**EXERCISE DESCRIPTION**
Without the pictures, give the entries below again exactly as written.

**WORKING DATA**
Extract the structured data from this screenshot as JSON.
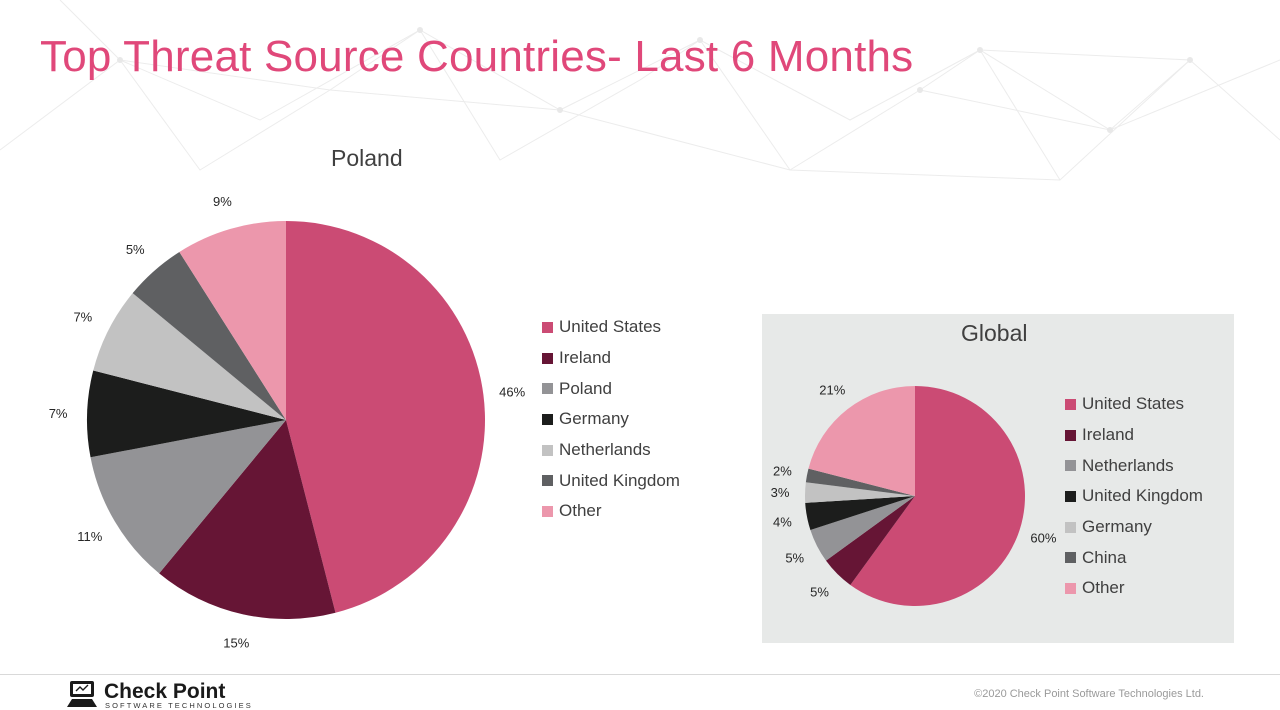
{
  "slide": {
    "title": "Top Threat Source Countries- Last 6 Months",
    "title_color": "#e0487a",
    "copyright": "©2020 Check Point Software Technologies Ltd.",
    "logo": {
      "name": "Check Point",
      "tagline": "SOFTWARE TECHNOLOGIES"
    }
  },
  "chart_data": [
    {
      "type": "pie",
      "title": "Poland",
      "legend_position": "right",
      "slices": [
        {
          "label": "United States",
          "value": 46,
          "display": "46%",
          "color": "#cb4b74"
        },
        {
          "label": "Ireland",
          "value": 15,
          "display": "15%",
          "color": "#661535"
        },
        {
          "label": "Poland",
          "value": 11,
          "display": "11%",
          "color": "#939396"
        },
        {
          "label": "Germany",
          "value": 7,
          "display": "7%",
          "color": "#1c1d1c"
        },
        {
          "label": "Netherlands",
          "value": 7,
          "display": "7%",
          "color": "#c2c2c2"
        },
        {
          "label": "United Kingdom",
          "value": 5,
          "display": "5%",
          "color": "#5f6062"
        },
        {
          "label": "Other",
          "value": 9,
          "display": "9%",
          "color": "#ec97ac"
        }
      ]
    },
    {
      "type": "pie",
      "title": "Global",
      "legend_position": "right",
      "slices": [
        {
          "label": "United States",
          "value": 60,
          "display": "60%",
          "color": "#cb4b74"
        },
        {
          "label": "Ireland",
          "value": 5,
          "display": "5%",
          "color": "#661535"
        },
        {
          "label": "Netherlands",
          "value": 5,
          "display": "5%",
          "color": "#939396"
        },
        {
          "label": "United Kingdom",
          "value": 4,
          "display": "4%",
          "color": "#1c1d1c"
        },
        {
          "label": "Germany",
          "value": 3,
          "display": "3%",
          "color": "#c2c2c2"
        },
        {
          "label": "China",
          "value": 2,
          "display": "2%",
          "color": "#5f6062"
        },
        {
          "label": "Other",
          "value": 21,
          "display": "21%",
          "color": "#ec97ac"
        }
      ]
    }
  ]
}
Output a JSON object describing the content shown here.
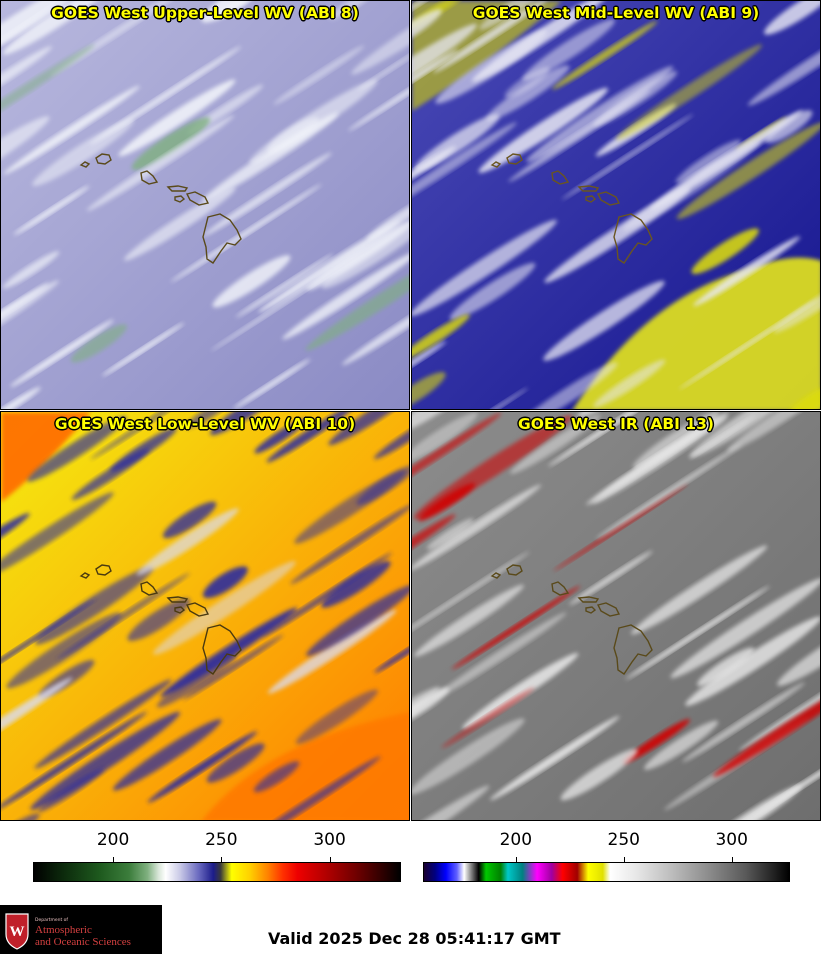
{
  "panels": [
    {
      "title": "GOES West Upper-Level WV (ABI 8)",
      "bg_dark": "#8a8ac4",
      "bg_light": "#b8b8de",
      "cloud_color": "#f2f4fa",
      "accent_color": "#7fb07f",
      "coast_color": "#5a4a1a"
    },
    {
      "title": "GOES West Mid-Level WV (ABI 9)",
      "bg_dark": "#14148e",
      "bg_light": "#4a4ab6",
      "cloud_color": "#e8e8f4",
      "accent_color": "#dcdc10",
      "coast_color": "#6a5520"
    },
    {
      "title": "GOES West Low-Level WV (ABI 10)",
      "bg_dark": "#ff7a00",
      "bg_light": "#f4ec10",
      "cloud_color": "#2a2aa0",
      "accent_color": "#dcdcf0",
      "coast_color": "#4a3a10"
    },
    {
      "title": "GOES West IR (ABI 13)",
      "bg_dark": "#6e6e6e",
      "bg_light": "#8c8c8c",
      "cloud_color": "#e6e6e6",
      "accent_color": "#d00000",
      "coast_color": "#5a4a1a"
    }
  ],
  "colorbars": [
    {
      "name": "wv",
      "ticks": [
        "200",
        "250",
        "300"
      ],
      "tick_values": [
        200,
        250,
        300
      ],
      "range": [
        163,
        333
      ]
    },
    {
      "name": "ir",
      "ticks": [
        "200",
        "250",
        "300"
      ],
      "tick_values": [
        200,
        250,
        300
      ],
      "range": [
        157,
        327
      ]
    }
  ],
  "logo": {
    "dept": "Department of",
    "line1": "Atmospheric",
    "line2": "and Oceanic Sciences",
    "color": "#c0202a"
  },
  "valid_time": "Valid 2025 Dec 28 05:41:17 GMT"
}
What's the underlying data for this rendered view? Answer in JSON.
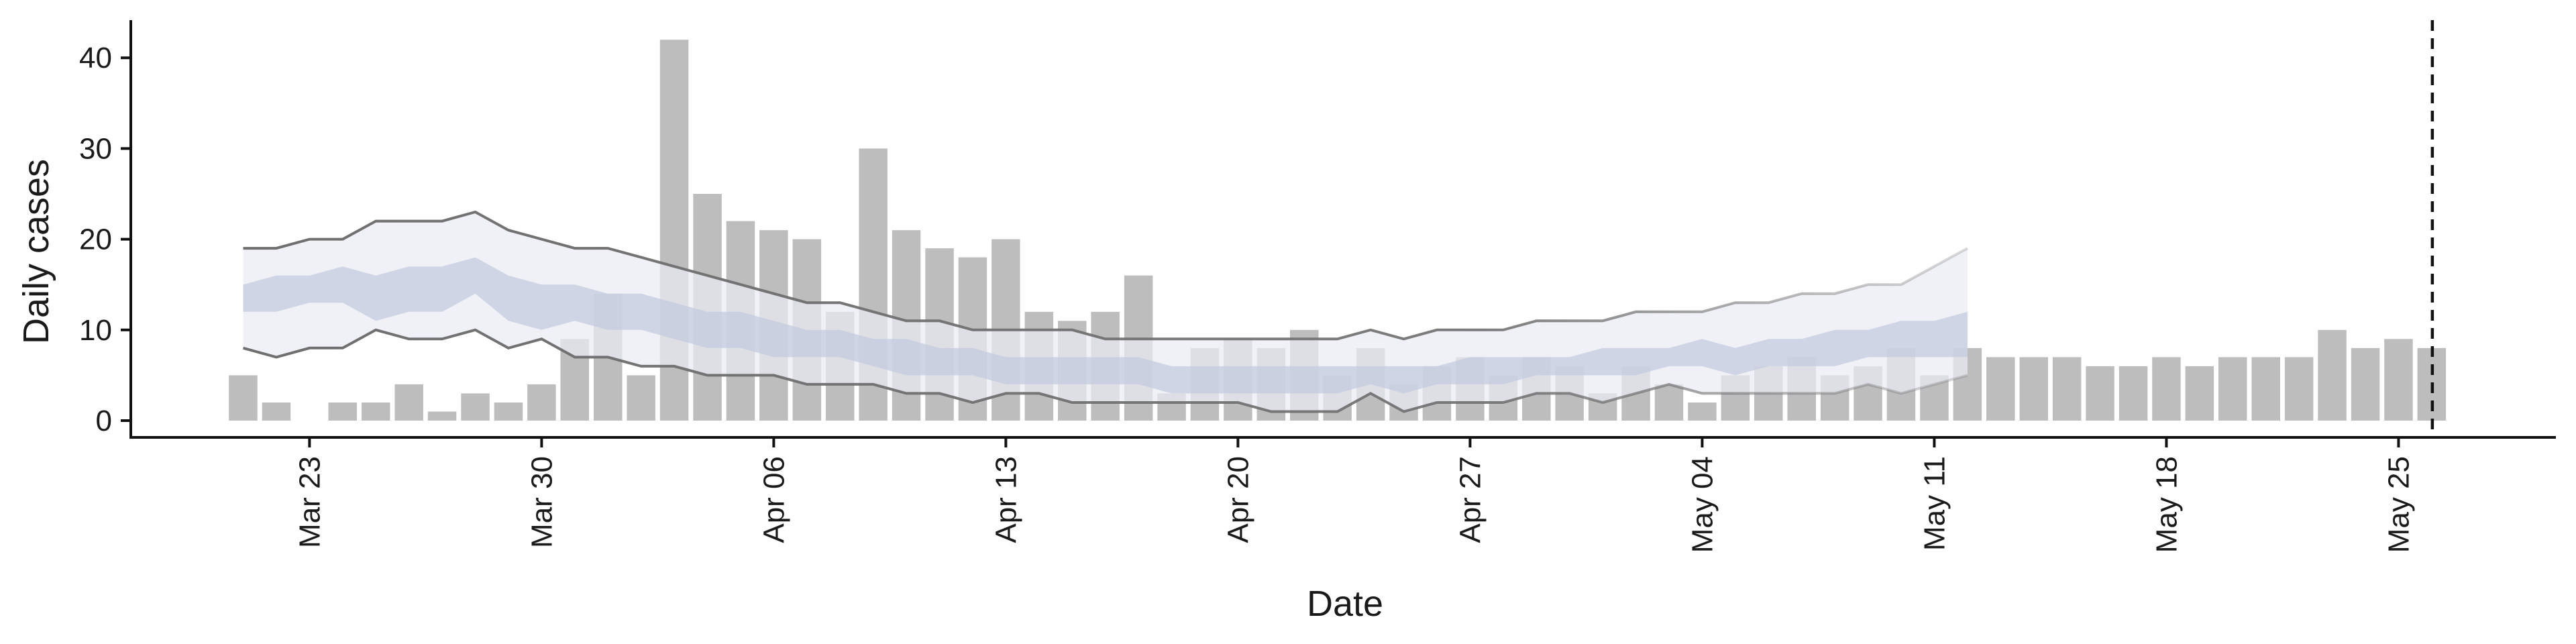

**WRITTEN RESPONSE**
Extract the structured data from this screenshot as JSON.
{
  "slide": {
    "title": "Top Threat Source Countries- Last 6 Months",
    "title_color": "#e0487a",
    "copyright": "©2020 Check Point Software Technologies Ltd.",
    "logo": {
      "name": "Check Point",
      "tagline": "SOFTWARE TECHNOLOGIES"
    }
  },
  "chart_data": [
    {
      "type": "pie",
      "title": "Poland",
      "legend_position": "right",
      "slices": [
        {
          "label": "United States",
          "value": 46,
          "display": "46%",
          "color": "#cb4b74"
        },
        {
          "label": "Ireland",
          "value": 15,
          "display": "15%",
          "color": "#661535"
        },
        {
          "label": "Poland",
          "value": 11,
          "display": "11%",
          "color": "#939396"
        },
        {
          "label": "Germany",
          "value": 7,
          "display": "7%",
          "color": "#1c1d1c"
        },
        {
          "label": "Netherlands",
          "value": 7,
          "display": "7%",
          "color": "#c2c2c2"
        },
        {
          "label": "United Kingdom",
          "value": 5,
          "display": "5%",
          "color": "#5f6062"
        },
        {
          "label": "Other",
          "value": 9,
          "display": "9%",
          "color": "#ec97ac"
        }
      ]
    },
    {
      "type": "pie",
      "title": "Global",
      "legend_position": "right",
      "slices": [
        {
          "label": "United States",
          "value": 60,
          "display": "60%",
          "color": "#cb4b74"
        },
        {
          "label": "Ireland",
          "value": 5,
          "display": "5%",
          "color": "#661535"
        },
        {
          "label": "Netherlands",
          "value": 5,
          "display": "5%",
          "color": "#939396"
        },
        {
          "label": "United Kingdom",
          "value": 4,
          "display": "4%",
          "color": "#1c1d1c"
        },
        {
          "label": "Germany",
          "value": 3,
          "display": "3%",
          "color": "#c2c2c2"
        },
        {
          "label": "China",
          "value": 2,
          "display": "2%",
          "color": "#5f6062"
        },
        {
          "label": "Other",
          "value": 21,
          "display": "21%",
          "color": "#ec97ac"
        }
      ]
    }
  ]
}
Output a JSON object describing the content shown here.
{
  "panels": [
    {
      "title": "GOES West Upper-Level WV (ABI 8)",
      "bg_dark": "#8a8ac4",
      "bg_light": "#b8b8de",
      "cloud_color": "#f2f4fa",
      "accent_color": "#7fb07f",
      "coast_color": "#5a4a1a"
    },
    {
      "title": "GOES West Mid-Level WV (ABI 9)",
      "bg_dark": "#14148e",
      "bg_light": "#4a4ab6",
      "cloud_color": "#e8e8f4",
      "accent_color": "#dcdc10",
      "coast_color": "#6a5520"
    },
    {
      "title": "GOES West Low-Level WV (ABI 10)",
      "bg_dark": "#ff7a00",
      "bg_light": "#f4ec10",
      "cloud_color": "#2a2aa0",
      "accent_color": "#dcdcf0",
      "coast_color": "#4a3a10"
    },
    {
      "title": "GOES West IR (ABI 13)",
      "bg_dark": "#6e6e6e",
      "bg_light": "#8c8c8c",
      "cloud_color": "#e6e6e6",
      "accent_color": "#d00000",
      "coast_color": "#5a4a1a"
    }
  ],
  "colorbars": [
    {
      "name": "wv",
      "ticks": [
        "200",
        "250",
        "300"
      ],
      "tick_values": [
        200,
        250,
        300
      ],
      "range": [
        163,
        333
      ]
    },
    {
      "name": "ir",
      "ticks": [
        "200",
        "250",
        "300"
      ],
      "tick_values": [
        200,
        250,
        300
      ],
      "range": [
        157,
        327
      ]
    }
  ],
  "logo": {
    "dept": "Department of",
    "line1": "Atmospheric",
    "line2": "and Oceanic Sciences",
    "color": "#c0202a"
  },
  "valid_time": "Valid 2025 Dec 28 05:41:17 GMT"
}
What's the underlying data for this rendered view? Answer in JSON.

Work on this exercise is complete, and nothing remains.